:: Directions ::
From the entries provided below, copy each line that contains the word "zoom".

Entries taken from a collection
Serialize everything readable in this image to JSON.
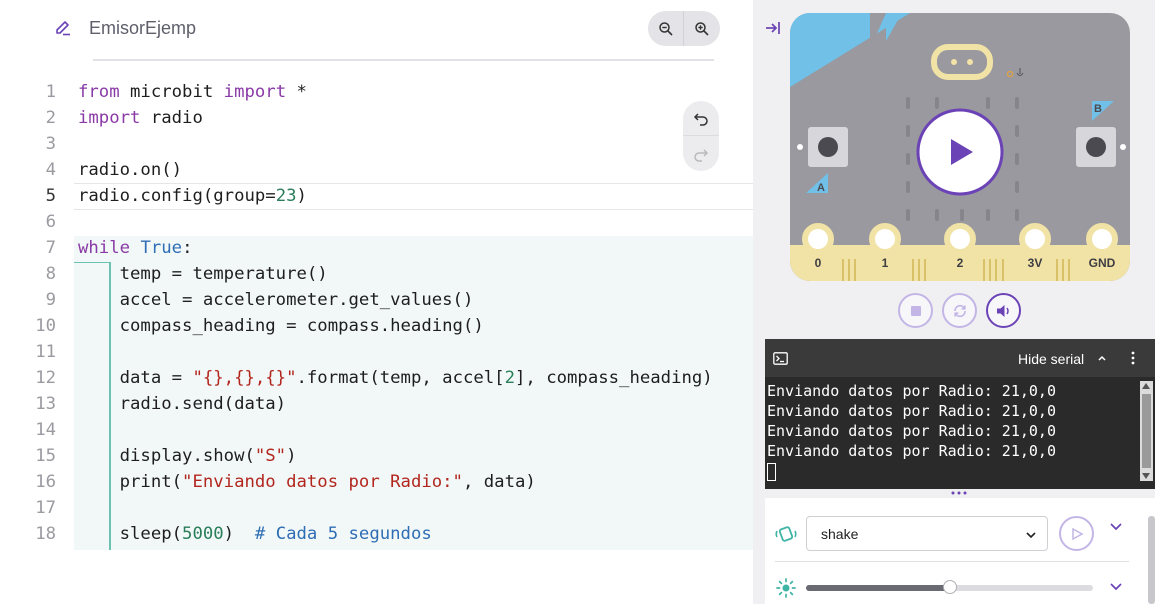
{
  "project": {
    "name": "EmisorEjemp",
    "zoom_out": "zoom out",
    "zoom_in": "zoom in"
  },
  "editor": {
    "lines": [
      {
        "n": "1",
        "t": [
          {
            "c": "kw",
            "s": "from"
          },
          {
            "c": "",
            "s": " microbit "
          },
          {
            "c": "kw",
            "s": "import"
          },
          {
            "c": "",
            "s": " *"
          }
        ]
      },
      {
        "n": "2",
        "t": [
          {
            "c": "kw",
            "s": "import"
          },
          {
            "c": "",
            "s": " radio"
          }
        ]
      },
      {
        "n": "3",
        "t": []
      },
      {
        "n": "4",
        "t": [
          {
            "c": "",
            "s": "radio.on()"
          }
        ]
      },
      {
        "n": "5",
        "t": [
          {
            "c": "",
            "s": "radio.config(group="
          },
          {
            "c": "num",
            "s": "23"
          },
          {
            "c": "",
            "s": ")"
          }
        ]
      },
      {
        "n": "6",
        "t": []
      },
      {
        "n": "7",
        "t": [
          {
            "c": "kw",
            "s": "while"
          },
          {
            "c": "",
            "s": " "
          },
          {
            "c": "kb",
            "s": "True"
          },
          {
            "c": "",
            "s": ":"
          }
        ]
      },
      {
        "n": "8",
        "t": [
          {
            "c": "",
            "s": "    temp = temperature()"
          }
        ]
      },
      {
        "n": "9",
        "t": [
          {
            "c": "",
            "s": "    accel = accelerometer.get_values()"
          }
        ]
      },
      {
        "n": "10",
        "t": [
          {
            "c": "",
            "s": "    compass_heading = compass.heading()"
          }
        ]
      },
      {
        "n": "11",
        "t": []
      },
      {
        "n": "12",
        "t": [
          {
            "c": "",
            "s": "    data = "
          },
          {
            "c": "str",
            "s": "\"{},{},{}\""
          },
          {
            "c": "",
            "s": ".format(temp, accel["
          },
          {
            "c": "num",
            "s": "2"
          },
          {
            "c": "",
            "s": "], compass_heading)"
          }
        ]
      },
      {
        "n": "13",
        "t": [
          {
            "c": "",
            "s": "    radio.send(data)"
          }
        ]
      },
      {
        "n": "14",
        "t": []
      },
      {
        "n": "15",
        "t": [
          {
            "c": "",
            "s": "    display.show("
          },
          {
            "c": "str",
            "s": "\"S\""
          },
          {
            "c": "",
            "s": ")"
          }
        ]
      },
      {
        "n": "16",
        "t": [
          {
            "c": "",
            "s": "    print("
          },
          {
            "c": "str",
            "s": "\"Enviando datos por Radio:\""
          },
          {
            "c": "",
            "s": ", data)"
          }
        ]
      },
      {
        "n": "17",
        "t": []
      },
      {
        "n": "18",
        "t": [
          {
            "c": "",
            "s": "    sleep("
          },
          {
            "c": "num",
            "s": "5000"
          },
          {
            "c": "",
            "s": ")  "
          },
          {
            "c": "cmt",
            "s": "# Cada 5 segundos"
          }
        ]
      }
    ],
    "current_line": "5"
  },
  "simulator": {
    "pins": [
      "0",
      "1",
      "2",
      "3V",
      "GND"
    ],
    "button_a": "A",
    "button_b": "B"
  },
  "serial": {
    "hide_label": "Hide serial",
    "output": [
      "Enviando datos por Radio: 21,0,0",
      "Enviando datos por Radio: 21,0,0",
      "Enviando datos por Radio: 21,0,0",
      "Enviando datos por Radio: 21,0,0"
    ]
  },
  "sensors": {
    "gesture": "shake",
    "light_level": 0.5
  },
  "icons": {
    "edit": "pencil-icon",
    "zoom_out": "zoom-out-icon",
    "zoom_in": "zoom-in-icon",
    "undo": "undo-icon",
    "redo": "redo-icon",
    "collapse": "collapse-right-icon",
    "play": "play-icon",
    "stop": "stop-icon",
    "reset": "reset-icon",
    "sound": "sound-icon",
    "terminal": "terminal-icon",
    "gesture": "gesture-icon",
    "light": "sun-icon"
  },
  "colors": {
    "accent": "#6b43b6",
    "board": "#99999f",
    "board_blue": "#70c0e8",
    "pins": "#f1e2a6",
    "serial_bg": "#2a2a2a",
    "block_line": "#6cc2b0"
  }
}
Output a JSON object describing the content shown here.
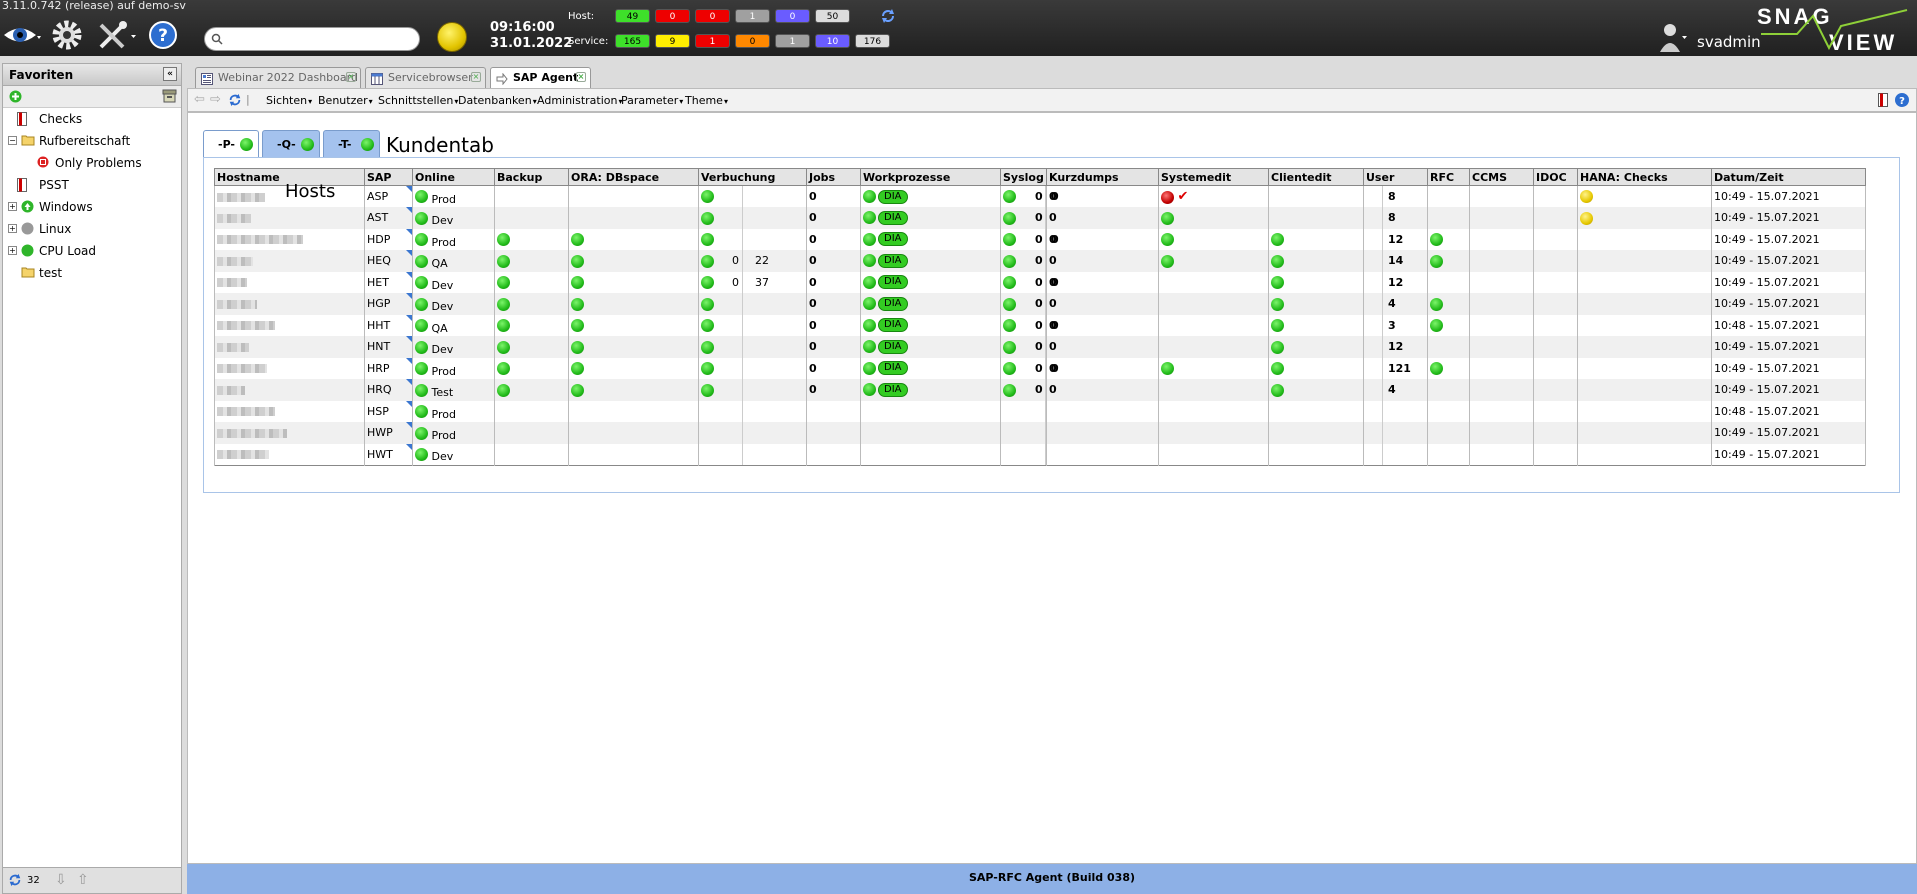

:: The response ::
    "zoom_out": "zoom out",
    "zoom_in": "zoom in"
    "zoom_out": "zoom-out-icon",
    "zoom_in": "zoom-in-icon",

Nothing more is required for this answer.